Extracted records
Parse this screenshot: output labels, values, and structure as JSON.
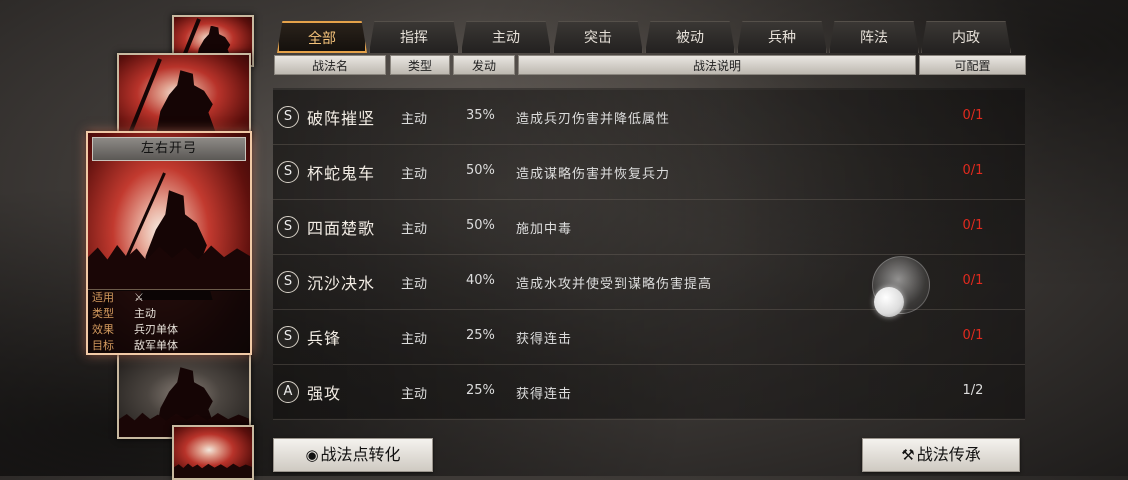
{
  "tabs": [
    {
      "label": "全部",
      "active": true
    },
    {
      "label": "指挥",
      "active": false
    },
    {
      "label": "主动",
      "active": false
    },
    {
      "label": "突击",
      "active": false
    },
    {
      "label": "被动",
      "active": false
    },
    {
      "label": "兵种",
      "active": false
    },
    {
      "label": "阵法",
      "active": false
    },
    {
      "label": "内政",
      "active": false
    }
  ],
  "table": {
    "headers": {
      "name": "战法名",
      "type": "类型",
      "rate": "发动",
      "desc": "战法说明",
      "config": "可配置"
    },
    "rows": [
      {
        "grade": "S",
        "name": "破阵摧坚",
        "type": "主动",
        "rate": "35%",
        "desc": "造成兵刃伤害并降低属性",
        "config": "0/1",
        "config_color": "#e02a1e"
      },
      {
        "grade": "S",
        "name": "杯蛇鬼车",
        "type": "主动",
        "rate": "50%",
        "desc": "造成谋略伤害并恢复兵力",
        "config": "0/1",
        "config_color": "#e02a1e"
      },
      {
        "grade": "S",
        "name": "四面楚歌",
        "type": "主动",
        "rate": "50%",
        "desc": "施加中毒",
        "config": "0/1",
        "config_color": "#e02a1e"
      },
      {
        "grade": "S",
        "name": "沉沙决水",
        "type": "主动",
        "rate": "40%",
        "desc": "造成水攻并使受到谋略伤害提高",
        "config": "0/1",
        "config_color": "#e02a1e"
      },
      {
        "grade": "S",
        "name": "兵锋",
        "type": "主动",
        "rate": "25%",
        "desc": "获得连击",
        "config": "0/1",
        "config_color": "#e02a1e"
      },
      {
        "grade": "A",
        "name": "强攻",
        "type": "主动",
        "rate": "25%",
        "desc": "获得连击",
        "config": "1/2",
        "config_color": "#dddddd"
      }
    ]
  },
  "card": {
    "title": "左右开弓",
    "info": [
      {
        "key": "适用",
        "value": "⚔"
      },
      {
        "key": "类型",
        "value": "主动"
      },
      {
        "key": "效果",
        "value": "兵刃单体"
      },
      {
        "key": "目标",
        "value": "敌军单体"
      }
    ]
  },
  "buttons": {
    "convert": "战法点转化",
    "convert_icon": "drop-icon",
    "inherit": "战法传承",
    "inherit_icon": "hammer-icon"
  },
  "colors": {
    "tab_active": "#e5a24a",
    "config_red": "#e02a1e"
  }
}
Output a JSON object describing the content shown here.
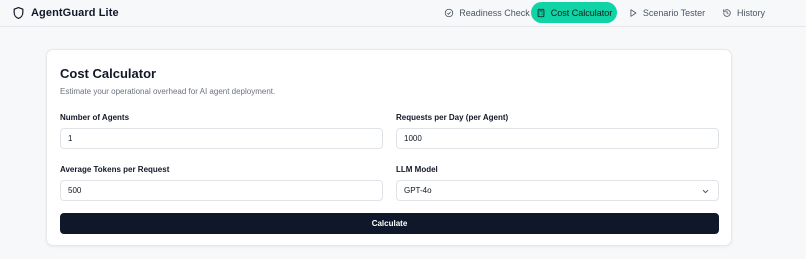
{
  "app": {
    "name": "AgentGuard Lite",
    "logo_icon": "shield-icon"
  },
  "nav": {
    "items": [
      {
        "label": "Readiness Check",
        "icon": "check-circle-icon",
        "active": false
      },
      {
        "label": "Cost Calculator",
        "icon": "calculator-icon",
        "active": true
      },
      {
        "label": "Scenario Tester",
        "icon": "play-icon",
        "active": false
      },
      {
        "label": "History",
        "icon": "history-icon",
        "active": false
      }
    ],
    "active_color": "#10d3a6"
  },
  "calculator": {
    "title": "Cost Calculator",
    "subtitle": "Estimate your operational overhead for AI agent deployment.",
    "fields": {
      "agents": {
        "label": "Number of Agents",
        "value": "1"
      },
      "requests": {
        "label": "Requests per Day (per Agent)",
        "value": "1000"
      },
      "tokens": {
        "label": "Average Tokens per Request",
        "value": "500"
      },
      "model": {
        "label": "LLM Model",
        "value": "GPT-4o"
      }
    },
    "calculate_label": "Calculate"
  }
}
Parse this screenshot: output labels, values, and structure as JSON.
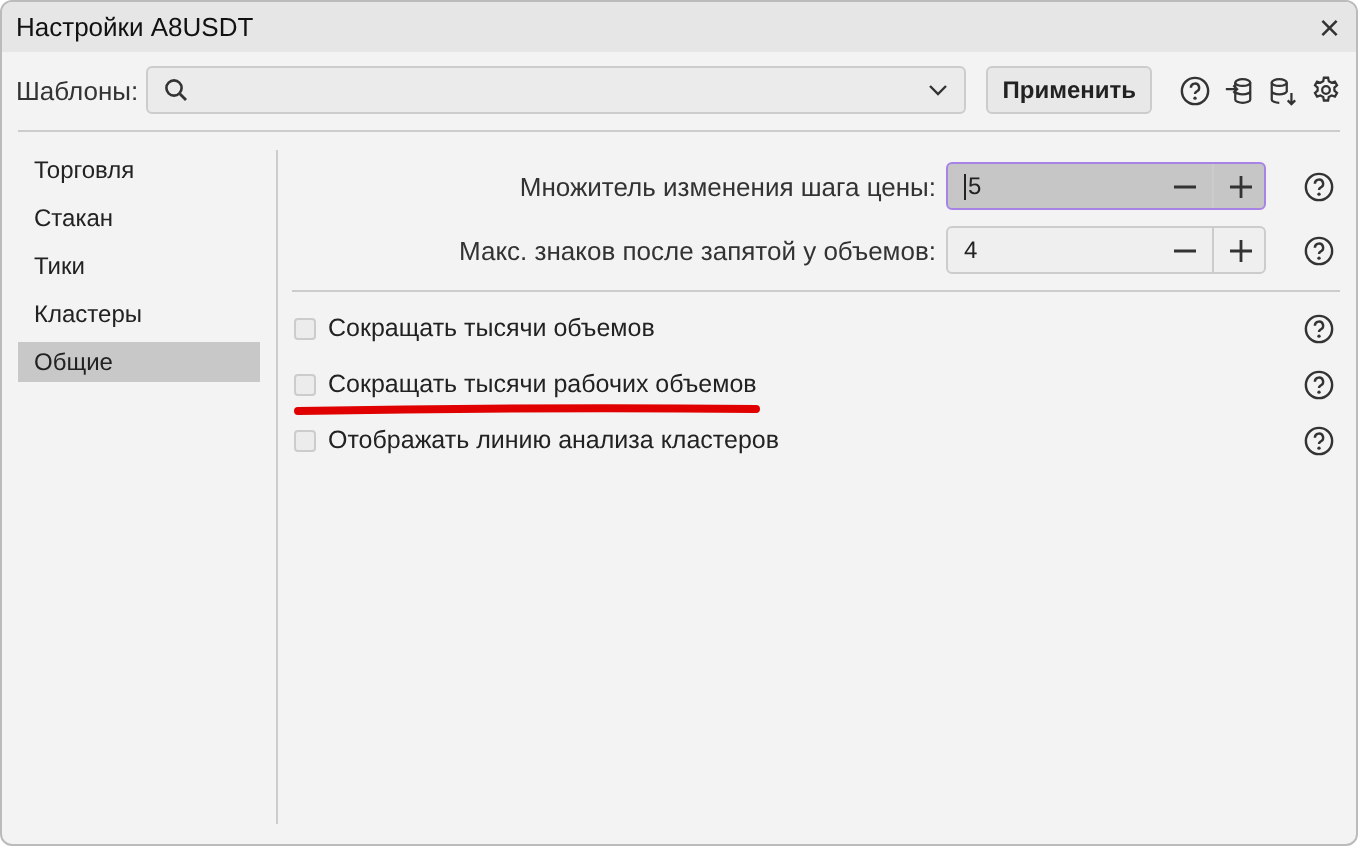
{
  "window": {
    "title": "Настройки A8USDT",
    "close": "×"
  },
  "templates": {
    "label": "Шаблоны:",
    "apply": "Применить"
  },
  "sidebar": {
    "items": [
      {
        "label": "Торговля",
        "selected": false
      },
      {
        "label": "Стакан",
        "selected": false
      },
      {
        "label": "Тики",
        "selected": false
      },
      {
        "label": "Кластеры",
        "selected": false
      },
      {
        "label": "Общие",
        "selected": true
      }
    ]
  },
  "fields": [
    {
      "label": "Множитель изменения шага цены:",
      "value": "5",
      "focused": true
    },
    {
      "label": "Макс. знаков после запятой у объемов:",
      "value": "4",
      "focused": false
    }
  ],
  "options": [
    {
      "label": "Сокращать тысячи объемов",
      "checked": false,
      "underlined": false
    },
    {
      "label": "Сокращать тысячи рабочих объемов",
      "checked": false,
      "underlined": true
    },
    {
      "label": "Отображать линию анализа кластеров",
      "checked": false,
      "underlined": false
    }
  ]
}
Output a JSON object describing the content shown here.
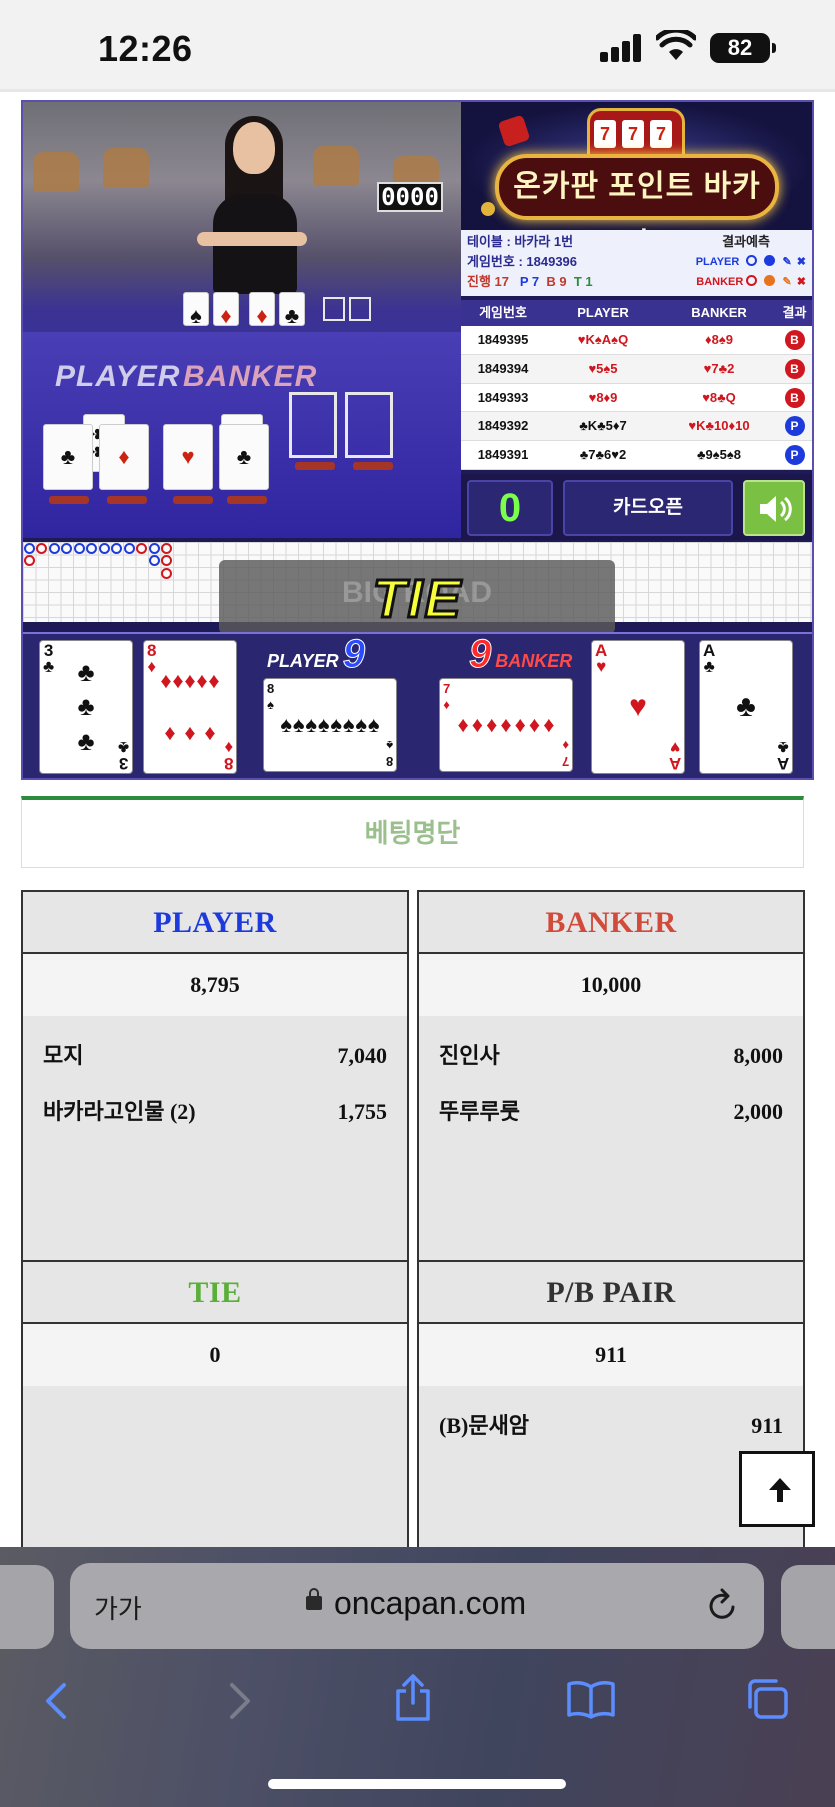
{
  "status": {
    "time": "12:26",
    "battery": "82"
  },
  "video": {
    "counter": "0000",
    "player_label": "PLAYER",
    "banker_label": "BANKER"
  },
  "title_panel": {
    "slot": [
      "7",
      "7",
      "7"
    ],
    "marquee": "온카판 포인트 바카라"
  },
  "info": {
    "table": "테이블 : 바카라 1번",
    "game_no": "게임번호 : 1849396",
    "progress": "진행 17",
    "p_count": "P 7",
    "b_count": "B 9",
    "t_count": "T 1",
    "predict": "결과예측",
    "player": "PLAYER",
    "banker": "BANKER"
  },
  "history": {
    "headers": [
      "게임번호",
      "PLAYER",
      "BANKER",
      "결과"
    ],
    "rows": [
      {
        "no": "1849395",
        "player": "♥K♠A♠Q",
        "banker": "♦8♠9",
        "result": "B"
      },
      {
        "no": "1849394",
        "player": "♥5♠5",
        "banker": "♥7♣2",
        "result": "B"
      },
      {
        "no": "1849393",
        "player": "♥8♦9",
        "banker": "♥8♣Q",
        "result": "B"
      },
      {
        "no": "1849392",
        "player": "♣K♣5♦7",
        "banker": "♥K♣10♦10",
        "result": "P"
      },
      {
        "no": "1849391",
        "player": "♣7♣6♥2",
        "banker": "♣9♠5♠8",
        "result": "P"
      }
    ]
  },
  "controls": {
    "count": "0",
    "open_label": "카드오픈"
  },
  "overlay": {
    "ghost": "BIG ROAD",
    "result": "TIE"
  },
  "result_strip": {
    "player_label": "PLAYER",
    "player_score": "9",
    "banker_label": "BANKER",
    "banker_score": "9"
  },
  "bet_list_title": "베팅명단",
  "bets": {
    "player": {
      "title": "PLAYER",
      "total": "8,795",
      "entries": [
        {
          "name": "모지",
          "amount": "7,040"
        },
        {
          "name": "바카라고인물 (2)",
          "amount": "1,755"
        }
      ]
    },
    "banker": {
      "title": "BANKER",
      "total": "10,000",
      "entries": [
        {
          "name": "진인사",
          "amount": "8,000"
        },
        {
          "name": "뚜루루룻",
          "amount": "2,000"
        }
      ]
    },
    "tie": {
      "title": "TIE",
      "total": "0",
      "entries": []
    },
    "pair": {
      "title": "P/B PAIR",
      "total": "911",
      "entries": [
        {
          "name": "(B)문새암",
          "amount": "911"
        }
      ]
    }
  },
  "browser": {
    "text_size": "가가",
    "url": "oncapan.com"
  },
  "colors": {
    "player_blue": "#1d3bdc",
    "banker_red": "#d24a3a",
    "tie_green": "#5aae3a",
    "accent_green": "#2e8b3e"
  }
}
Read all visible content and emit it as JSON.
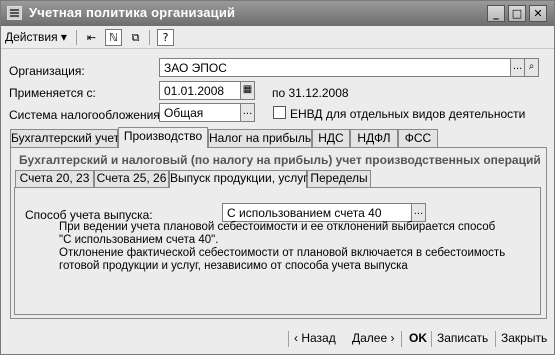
{
  "window": {
    "title": "Учетная политика организаций"
  },
  "menubar": {
    "actions_label": "Действия",
    "actions_arrow": "▾",
    "help_label": "?"
  },
  "form": {
    "organization_label": "Организация:",
    "organization_value": "ЗАО ЭПОС",
    "applies_label": "Применяется с:",
    "applies_value": "01.01.2008",
    "applies_to": "по 31.12.2008",
    "tax_system_label": "Система налогообложения:",
    "tax_system_value": "Общая",
    "envd_label": "ЕНВД для отдельных видов деятельности",
    "envd_checked": false,
    "ellipsis": "...",
    "search_glyph": "⌕"
  },
  "tabs": [
    {
      "label": "Бухгалтерский учет",
      "active": false
    },
    {
      "label": "Производство",
      "active": true
    },
    {
      "label": "Налог на прибыль",
      "active": false
    },
    {
      "label": "НДС",
      "active": false
    },
    {
      "label": "НДФЛ",
      "active": false
    },
    {
      "label": "ФСС",
      "active": false
    }
  ],
  "production": {
    "section_title": "Бухгалтерский и налоговый (по налогу на прибыль) учет производственных операций",
    "subtabs": [
      {
        "label": "Счета 20, 23",
        "active": false
      },
      {
        "label": "Счета 25, 26",
        "active": false
      },
      {
        "label": "Выпуск продукции, услуг",
        "active": true
      },
      {
        "label": "Переделы",
        "active": false
      }
    ],
    "method_label": "Способ учета выпуска:",
    "method_value": "С использованием счета 40",
    "note": "При ведении учета плановой себестоимости и ее отклонений выбирается способ\n\"С использованием счета 40\".\nОтклонение фактической себестоимости от плановой включается в себестоимость\nготовой продукции и услуг, независимо от способа учета выпуска"
  },
  "bottom": {
    "back_label": "‹ Назад",
    "next_label": "Далее ›",
    "ok_label": "OK",
    "save_label": "Записать",
    "close_label": "Закрыть"
  }
}
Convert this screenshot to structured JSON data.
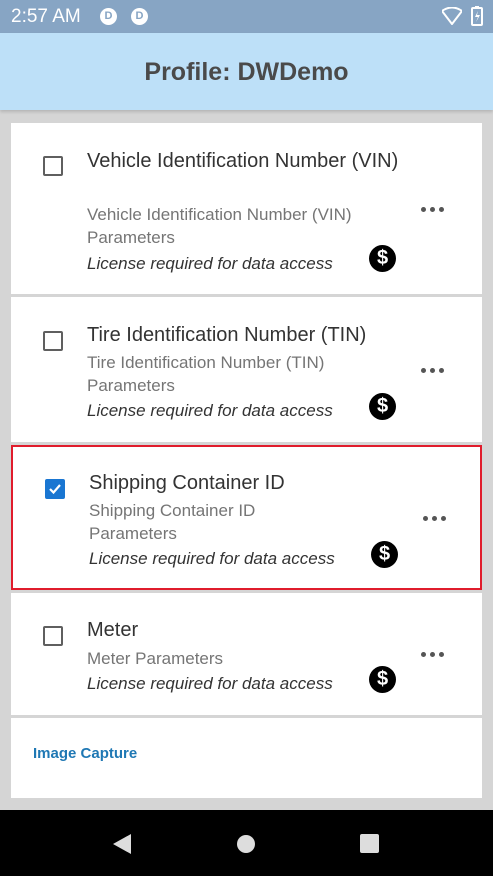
{
  "status_bar": {
    "time": "2:57 AM",
    "app_icons": [
      "D",
      "D"
    ]
  },
  "app_bar": {
    "title": "Profile: DWDemo"
  },
  "decoders": [
    {
      "title": "Vehicle Identification Number (VIN)",
      "subtitle": "Vehicle Identification Number (VIN) Parameters",
      "license": "License required for data access",
      "checked": false
    },
    {
      "title": "Tire Identification Number (TIN)",
      "subtitle": "Tire Identification Number (TIN) Parameters",
      "license": "License required for data access",
      "checked": false
    },
    {
      "title": "Shipping Container ID",
      "subtitle": "Shipping Container ID Parameters",
      "license": "License required for data access",
      "checked": true
    },
    {
      "title": "Meter",
      "subtitle": "Meter Parameters",
      "license": "License required for data access",
      "checked": false
    }
  ],
  "image_capture": {
    "label": "Image Capture"
  },
  "icons": {
    "dollar": "dollar-icon",
    "more": "more-options-icon",
    "back": "nav-back-icon",
    "home": "nav-home-icon",
    "recents": "nav-recents-icon"
  },
  "colors": {
    "status_bar": "#87a5c4",
    "app_bar": "#bde0f8",
    "checkbox_checked": "#1976d2",
    "selection_border": "#e01c2c",
    "link": "#1f78b4"
  }
}
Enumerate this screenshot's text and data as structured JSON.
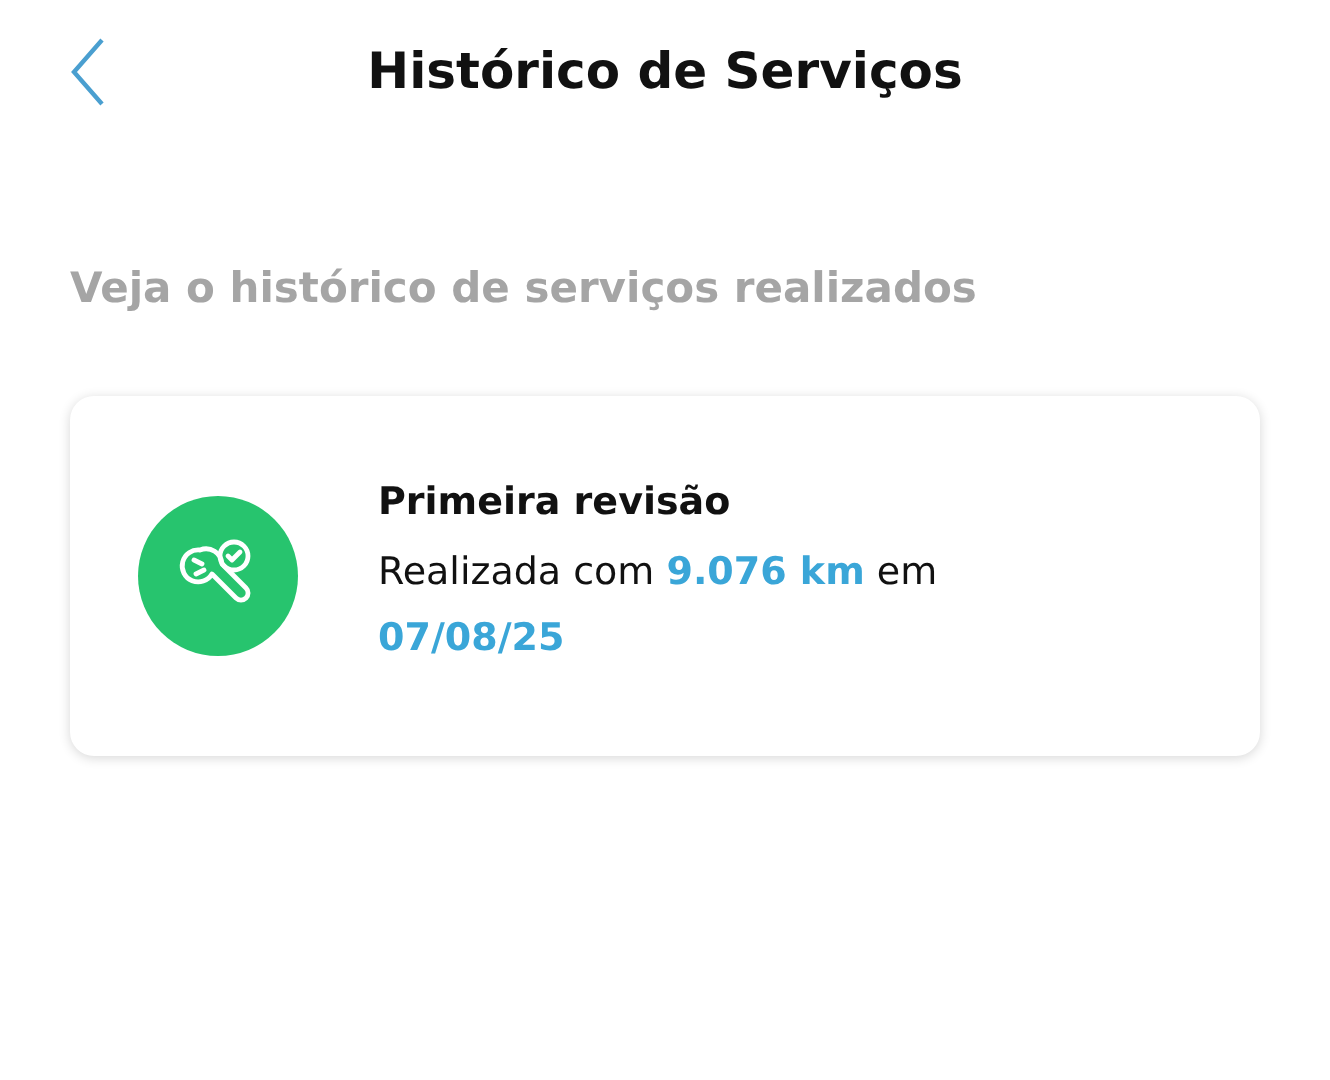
{
  "header": {
    "title": "Histórico de Serviços"
  },
  "subtitle": "Veja o histórico de serviços realizados",
  "services": [
    {
      "title": "Primeira revisão",
      "description": "Realizada com **9.076 km** em **07/08/25**"
    }
  ]
}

◆ **GOAL**: The pictures stay out; repeat exactly the lines from the one with "Enumerate this screenshot's" to the end of the entries above, and nothing else.

◆ **RESPONSE FOR THIS EXERCISE**:
Enumerate this screenshot's text and data as structured JSON.
{
  "header": {
    "title": "Histórico de Serviços"
  },
  "subtitle": "Veja o histórico de serviços realizados",
  "services": [
    {
      "title": "Primeira revisão",
      "description": "Realizada com **9.076 km** em **07/08/25**"
    }
  ]
}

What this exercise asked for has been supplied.